====== Data to process
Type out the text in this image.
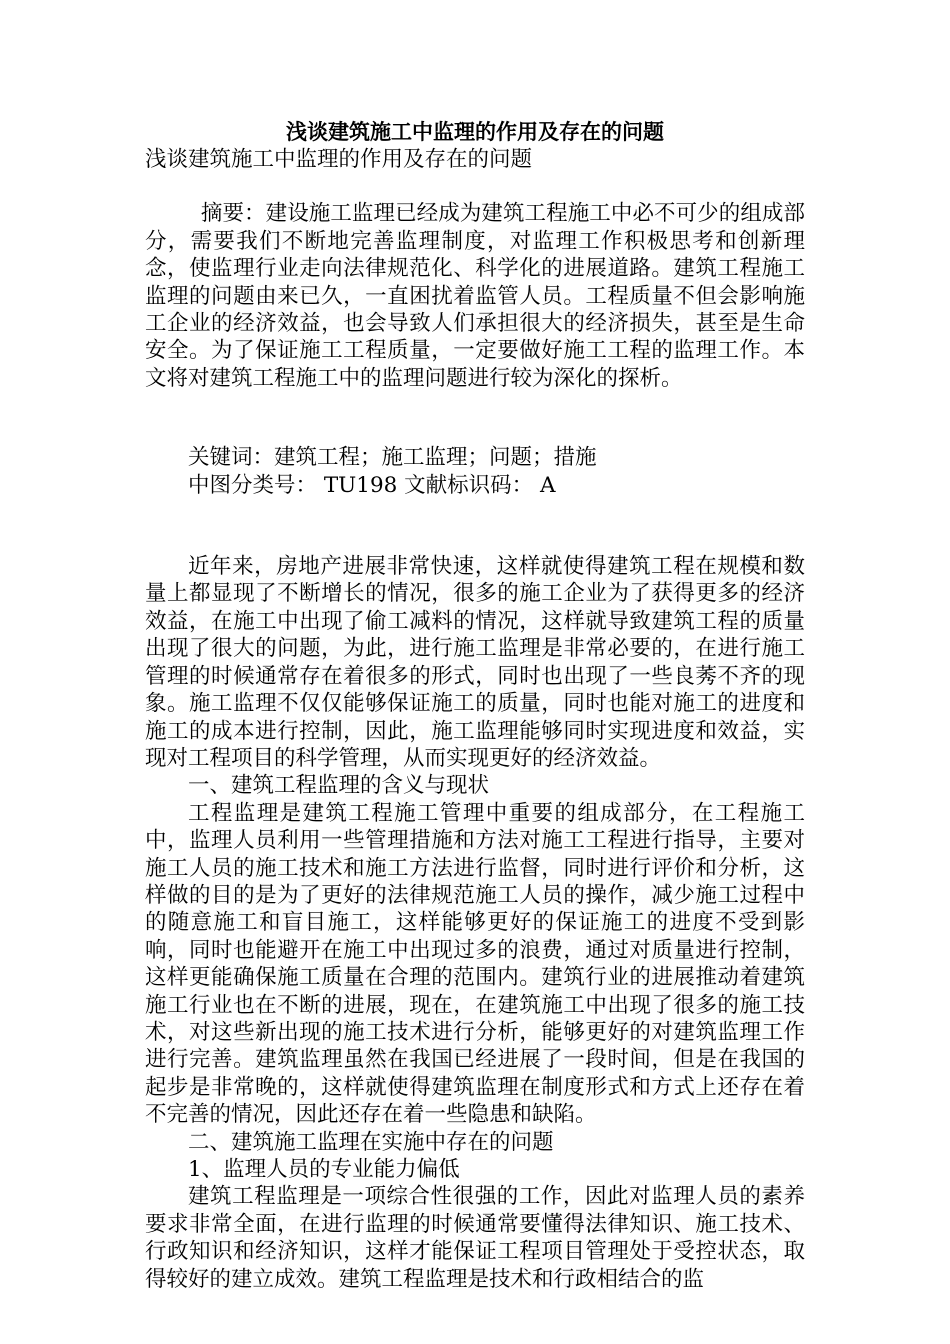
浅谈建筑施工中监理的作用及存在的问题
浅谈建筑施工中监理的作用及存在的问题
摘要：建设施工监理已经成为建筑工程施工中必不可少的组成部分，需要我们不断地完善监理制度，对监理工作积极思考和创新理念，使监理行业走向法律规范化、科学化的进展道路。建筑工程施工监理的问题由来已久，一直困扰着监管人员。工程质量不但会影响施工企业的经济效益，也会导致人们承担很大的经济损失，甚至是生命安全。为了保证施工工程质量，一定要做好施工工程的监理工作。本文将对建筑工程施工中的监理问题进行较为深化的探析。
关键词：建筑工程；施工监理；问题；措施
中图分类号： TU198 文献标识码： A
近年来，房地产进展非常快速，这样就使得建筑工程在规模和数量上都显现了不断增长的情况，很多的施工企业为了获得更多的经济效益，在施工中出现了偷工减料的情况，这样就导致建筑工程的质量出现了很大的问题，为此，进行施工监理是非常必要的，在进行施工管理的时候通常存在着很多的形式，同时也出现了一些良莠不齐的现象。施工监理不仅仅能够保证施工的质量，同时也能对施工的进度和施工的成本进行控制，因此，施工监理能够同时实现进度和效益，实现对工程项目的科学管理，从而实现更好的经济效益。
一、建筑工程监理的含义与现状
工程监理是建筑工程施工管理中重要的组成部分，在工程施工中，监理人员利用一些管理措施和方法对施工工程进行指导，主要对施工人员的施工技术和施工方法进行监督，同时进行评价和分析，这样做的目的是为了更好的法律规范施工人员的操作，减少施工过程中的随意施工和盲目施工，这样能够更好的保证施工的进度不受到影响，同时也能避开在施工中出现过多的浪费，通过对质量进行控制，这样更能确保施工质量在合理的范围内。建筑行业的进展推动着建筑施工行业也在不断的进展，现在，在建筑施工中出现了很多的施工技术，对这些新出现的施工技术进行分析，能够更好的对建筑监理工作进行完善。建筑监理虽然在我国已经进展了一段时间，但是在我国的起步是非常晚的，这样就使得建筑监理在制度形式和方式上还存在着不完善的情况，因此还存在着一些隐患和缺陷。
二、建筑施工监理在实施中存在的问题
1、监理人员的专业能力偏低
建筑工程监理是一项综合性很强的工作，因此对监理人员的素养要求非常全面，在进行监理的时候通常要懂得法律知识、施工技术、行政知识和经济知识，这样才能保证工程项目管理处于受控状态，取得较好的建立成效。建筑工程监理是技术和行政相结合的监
============
====== Data to process
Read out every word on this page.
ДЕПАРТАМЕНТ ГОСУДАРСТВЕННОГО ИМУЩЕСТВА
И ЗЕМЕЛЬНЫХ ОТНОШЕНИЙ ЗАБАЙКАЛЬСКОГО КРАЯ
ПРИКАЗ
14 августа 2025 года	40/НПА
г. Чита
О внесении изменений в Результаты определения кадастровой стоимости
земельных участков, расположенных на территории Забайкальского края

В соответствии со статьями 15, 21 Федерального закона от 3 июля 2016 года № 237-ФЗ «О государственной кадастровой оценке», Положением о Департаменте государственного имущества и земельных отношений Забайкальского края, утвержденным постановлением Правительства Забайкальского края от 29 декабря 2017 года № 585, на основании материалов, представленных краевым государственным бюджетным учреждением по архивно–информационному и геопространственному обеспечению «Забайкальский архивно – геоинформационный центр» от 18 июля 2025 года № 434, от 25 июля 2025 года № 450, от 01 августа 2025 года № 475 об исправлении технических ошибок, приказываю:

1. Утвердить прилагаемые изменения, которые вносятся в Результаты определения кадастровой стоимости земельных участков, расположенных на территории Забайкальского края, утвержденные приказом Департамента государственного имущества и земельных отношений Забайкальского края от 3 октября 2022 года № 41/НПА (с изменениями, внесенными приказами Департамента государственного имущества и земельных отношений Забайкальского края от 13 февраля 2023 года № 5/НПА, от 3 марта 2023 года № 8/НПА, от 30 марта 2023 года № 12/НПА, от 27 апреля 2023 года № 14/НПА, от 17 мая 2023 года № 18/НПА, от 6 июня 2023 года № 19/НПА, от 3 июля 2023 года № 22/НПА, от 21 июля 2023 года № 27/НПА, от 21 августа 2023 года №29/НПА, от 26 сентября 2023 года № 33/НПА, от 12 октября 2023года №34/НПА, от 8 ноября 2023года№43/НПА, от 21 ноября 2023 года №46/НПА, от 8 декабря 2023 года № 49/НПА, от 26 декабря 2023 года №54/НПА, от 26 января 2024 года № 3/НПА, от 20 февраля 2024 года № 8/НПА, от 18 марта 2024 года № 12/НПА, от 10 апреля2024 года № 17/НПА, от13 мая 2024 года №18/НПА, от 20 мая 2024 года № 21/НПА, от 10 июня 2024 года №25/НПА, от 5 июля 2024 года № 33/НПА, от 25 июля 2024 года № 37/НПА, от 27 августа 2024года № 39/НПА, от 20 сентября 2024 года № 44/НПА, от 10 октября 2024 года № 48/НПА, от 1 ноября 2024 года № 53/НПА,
============
====== Data to process
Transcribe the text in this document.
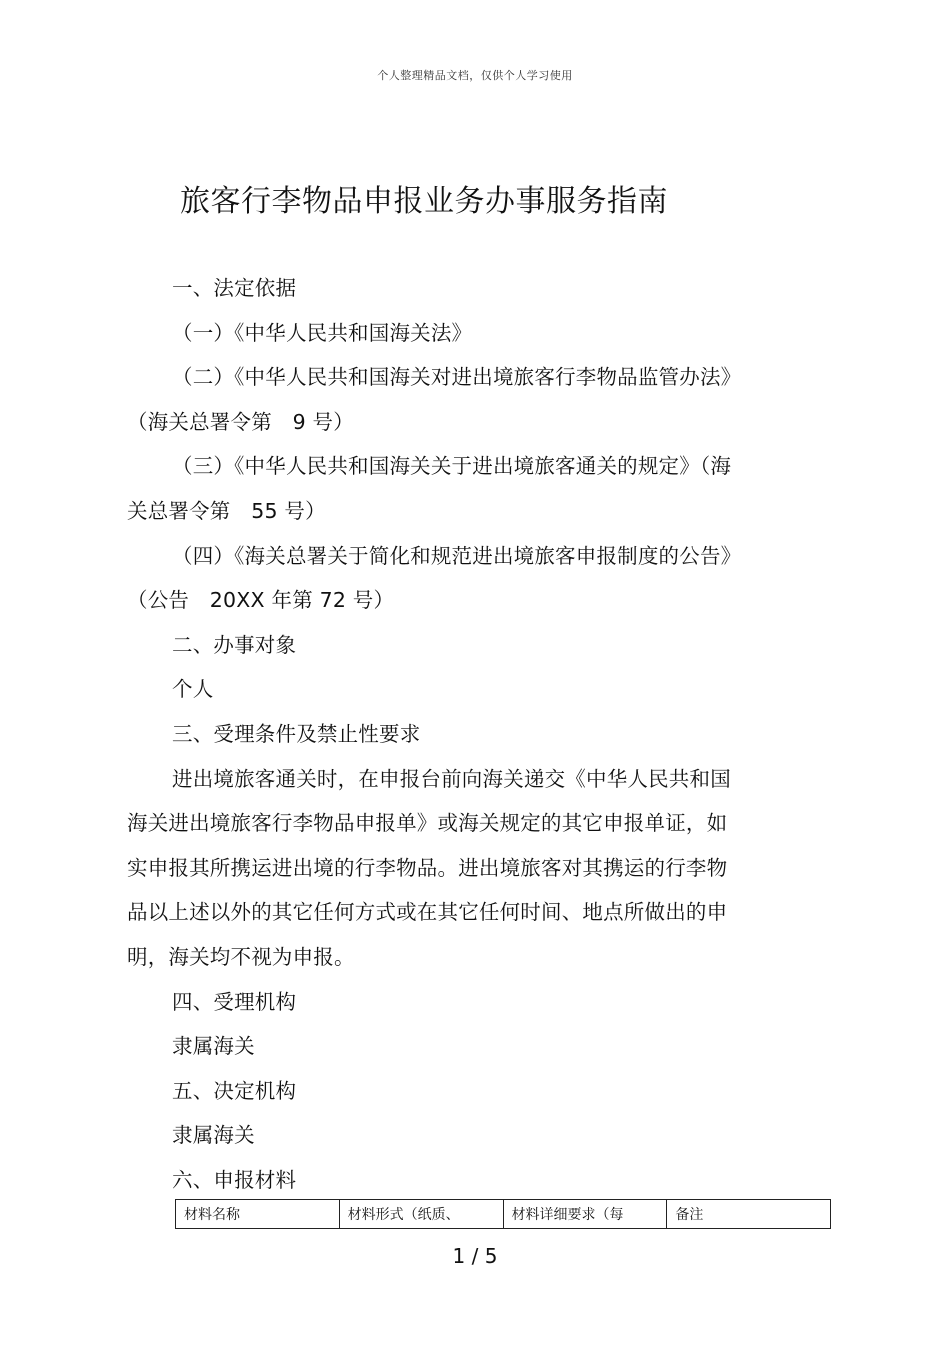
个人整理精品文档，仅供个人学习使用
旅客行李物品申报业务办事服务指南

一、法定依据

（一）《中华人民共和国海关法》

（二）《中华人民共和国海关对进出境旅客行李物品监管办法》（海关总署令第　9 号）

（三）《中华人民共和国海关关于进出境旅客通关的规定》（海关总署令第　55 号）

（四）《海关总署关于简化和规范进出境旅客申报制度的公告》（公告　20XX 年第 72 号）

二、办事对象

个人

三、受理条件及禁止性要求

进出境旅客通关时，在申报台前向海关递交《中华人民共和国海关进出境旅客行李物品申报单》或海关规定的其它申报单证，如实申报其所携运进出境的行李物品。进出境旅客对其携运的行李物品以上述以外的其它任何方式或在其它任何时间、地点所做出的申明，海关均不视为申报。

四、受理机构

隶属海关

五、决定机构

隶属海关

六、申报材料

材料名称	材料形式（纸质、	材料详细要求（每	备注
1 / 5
============
● **Aim**: The lines to collect are those holding the string "海关总署令第"; copy them all.

● **The completed task**:
（二）《中华人民共和国海关对进出境旅客行李物品监管办法》（海关总署令第　9 号）
（三）《中华人民共和国海关关于进出境旅客通关的规定》（海关总署令第　55 号）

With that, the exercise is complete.